• ENTRIES:

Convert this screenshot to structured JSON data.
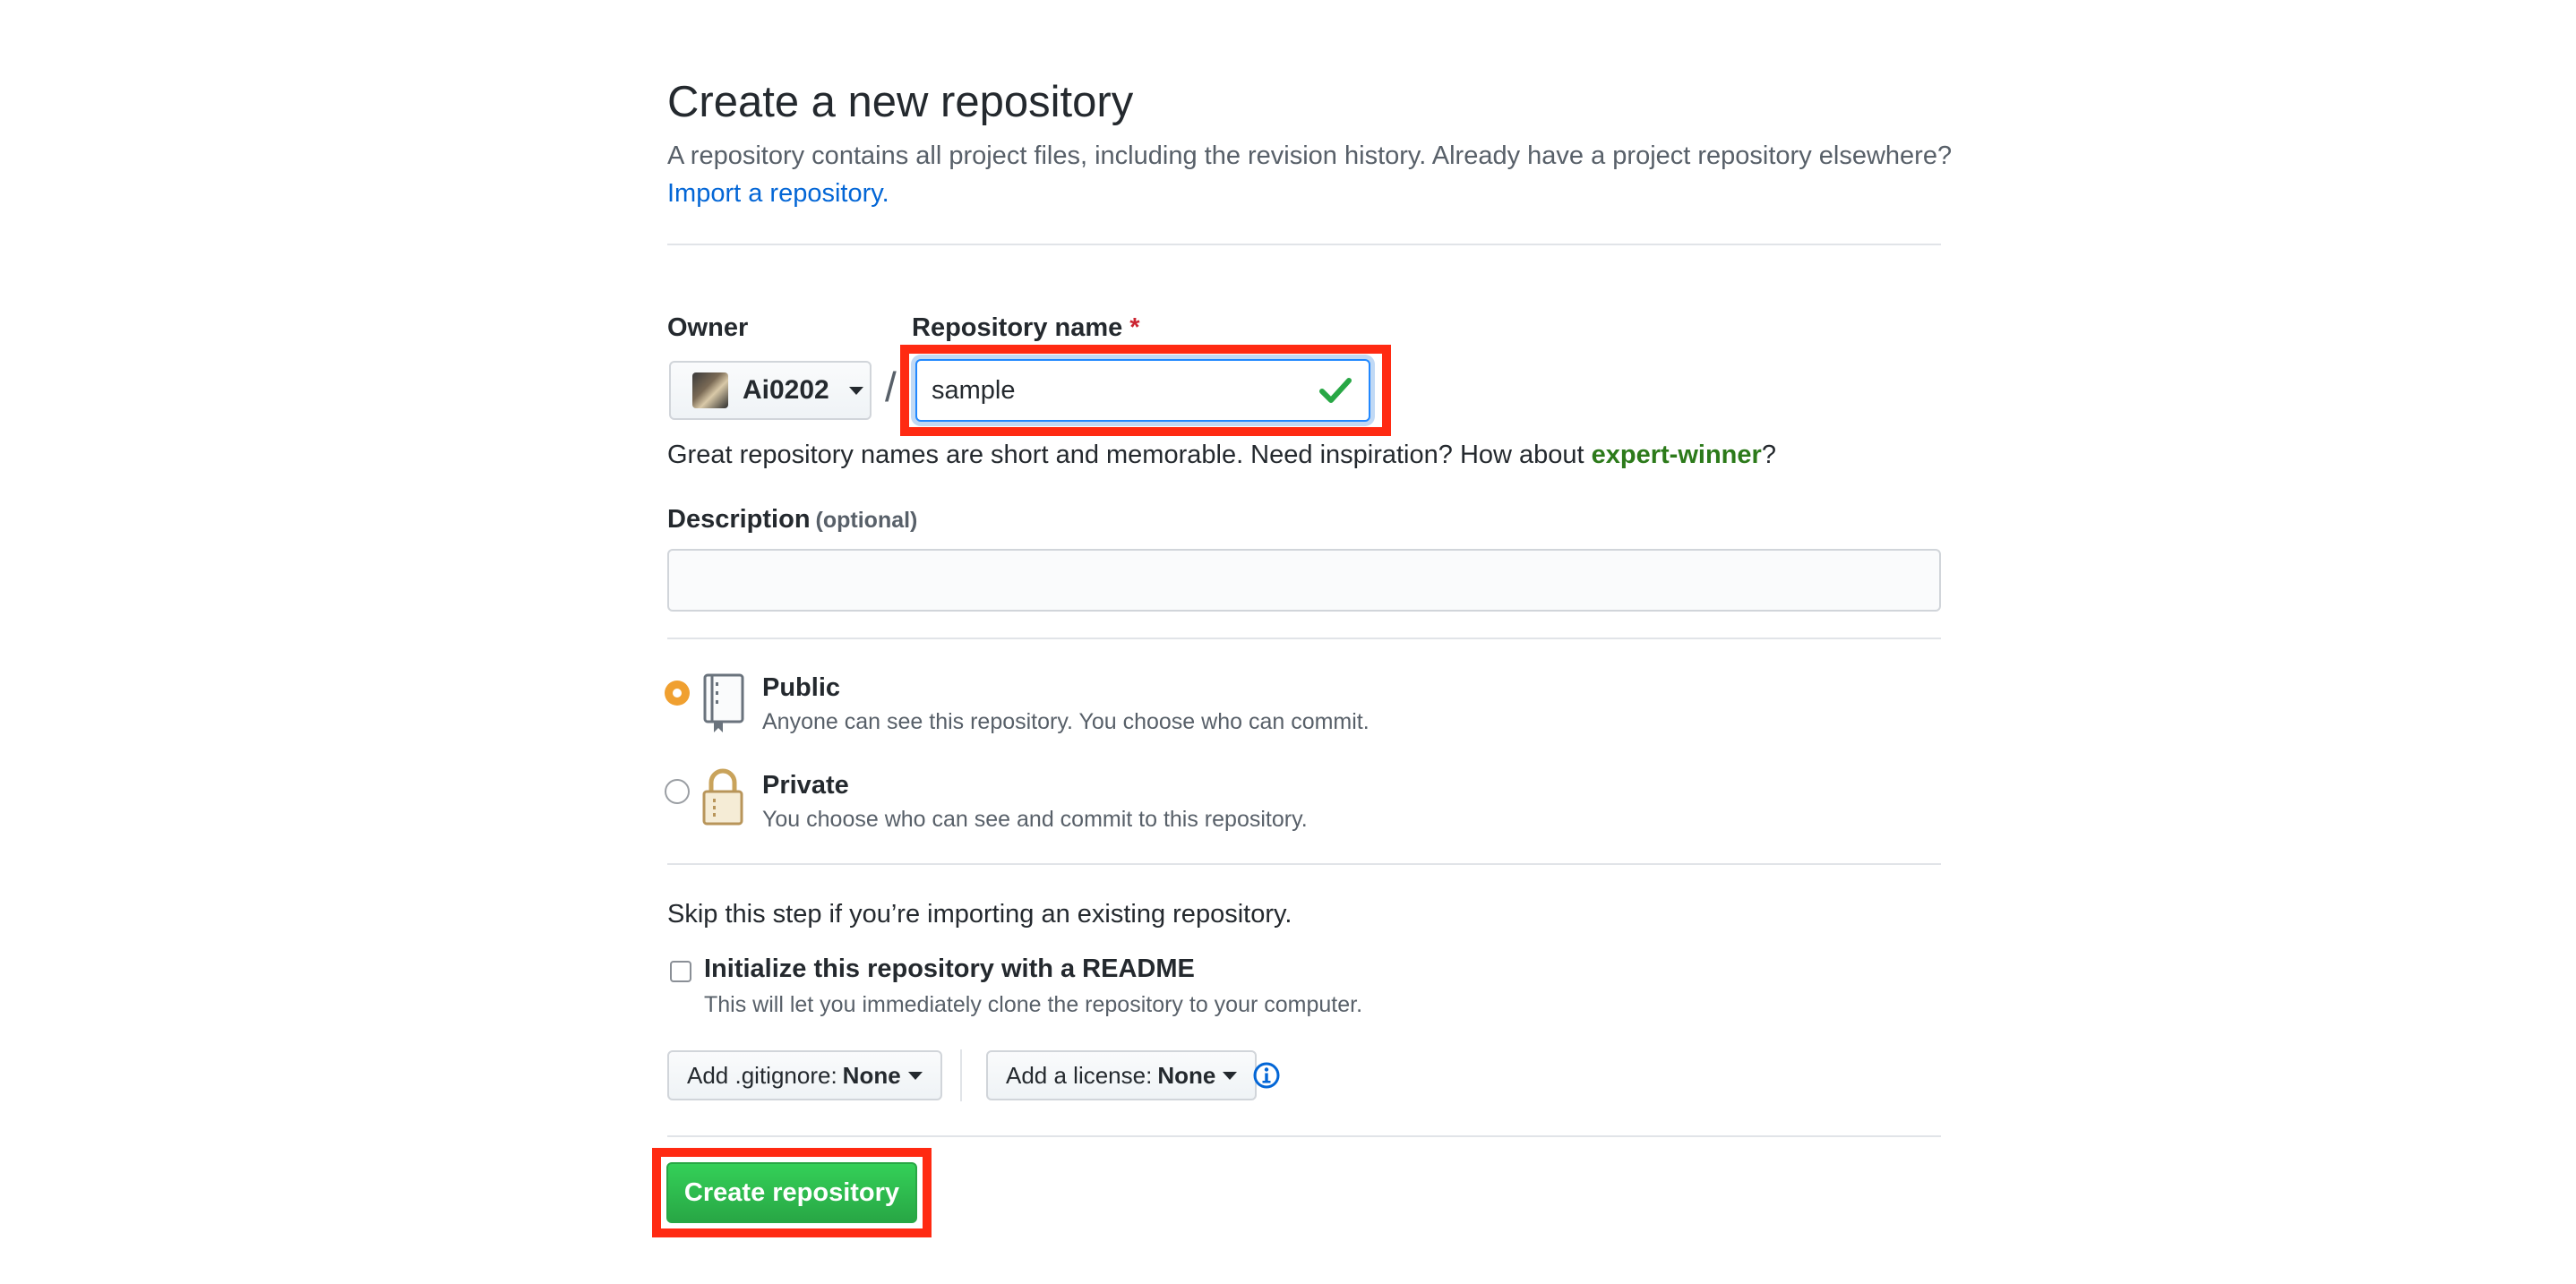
{
  "header": {
    "title": "Create a new repository",
    "subtitle": "A repository contains all project files, including the revision history. Already have a project repository elsewhere?",
    "import_link": "Import a repository."
  },
  "owner": {
    "label": "Owner",
    "name": "Ai0202"
  },
  "repo_name": {
    "label": "Repository name",
    "required_mark": "*",
    "value": "sample",
    "hint_prefix": "Great repository names are short and memorable. Need inspiration? How about ",
    "suggestion": "expert-winner",
    "hint_suffix": "?"
  },
  "separator": "/",
  "description": {
    "label": "Description",
    "optional": "(optional)",
    "value": "",
    "placeholder": ""
  },
  "visibility": {
    "selected": "public",
    "public": {
      "title": "Public",
      "desc": "Anyone can see this repository. You choose who can commit."
    },
    "private": {
      "title": "Private",
      "desc": "You choose who can see and commit to this repository."
    }
  },
  "init": {
    "skip_text": "Skip this step if you’re importing an existing repository.",
    "readme_label": "Initialize this repository with a README",
    "readme_desc": "This will let you immediately clone the repository to your computer.",
    "readme_checked": false
  },
  "gitignore": {
    "label": "Add .gitignore:",
    "value": "None"
  },
  "license": {
    "label": "Add a license:",
    "value": "None"
  },
  "submit": {
    "label": "Create repository"
  },
  "colors": {
    "link": "#0366d6",
    "success_green": "#28a745",
    "highlight_red": "#ff2a12",
    "radio_checked": "#f0a030"
  }
}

• WHAT YOU WILL DO: Every entry should be returned exactly as written, minus the pictures.

• COMPLETED EXERCISE:
Convert this screenshot to structured JSON data.
{
  "header": {
    "title": "Create a new repository",
    "subtitle": "A repository contains all project files, including the revision history. Already have a project repository elsewhere?",
    "import_link": "Import a repository."
  },
  "owner": {
    "label": "Owner",
    "name": "Ai0202"
  },
  "repo_name": {
    "label": "Repository name",
    "required_mark": "*",
    "value": "sample",
    "hint_prefix": "Great repository names are short and memorable. Need inspiration? How about ",
    "suggestion": "expert-winner",
    "hint_suffix": "?"
  },
  "separator": "/",
  "description": {
    "label": "Description",
    "optional": "(optional)",
    "value": "",
    "placeholder": ""
  },
  "visibility": {
    "selected": "public",
    "public": {
      "title": "Public",
      "desc": "Anyone can see this repository. You choose who can commit."
    },
    "private": {
      "title": "Private",
      "desc": "You choose who can see and commit to this repository."
    }
  },
  "init": {
    "skip_text": "Skip this step if you’re importing an existing repository.",
    "readme_label": "Initialize this repository with a README",
    "readme_desc": "This will let you immediately clone the repository to your computer.",
    "readme_checked": false
  },
  "gitignore": {
    "label": "Add .gitignore:",
    "value": "None"
  },
  "license": {
    "label": "Add a license:",
    "value": "None"
  },
  "submit": {
    "label": "Create repository"
  },
  "colors": {
    "link": "#0366d6",
    "success_green": "#28a745",
    "highlight_red": "#ff2a12",
    "radio_checked": "#f0a030"
  }
}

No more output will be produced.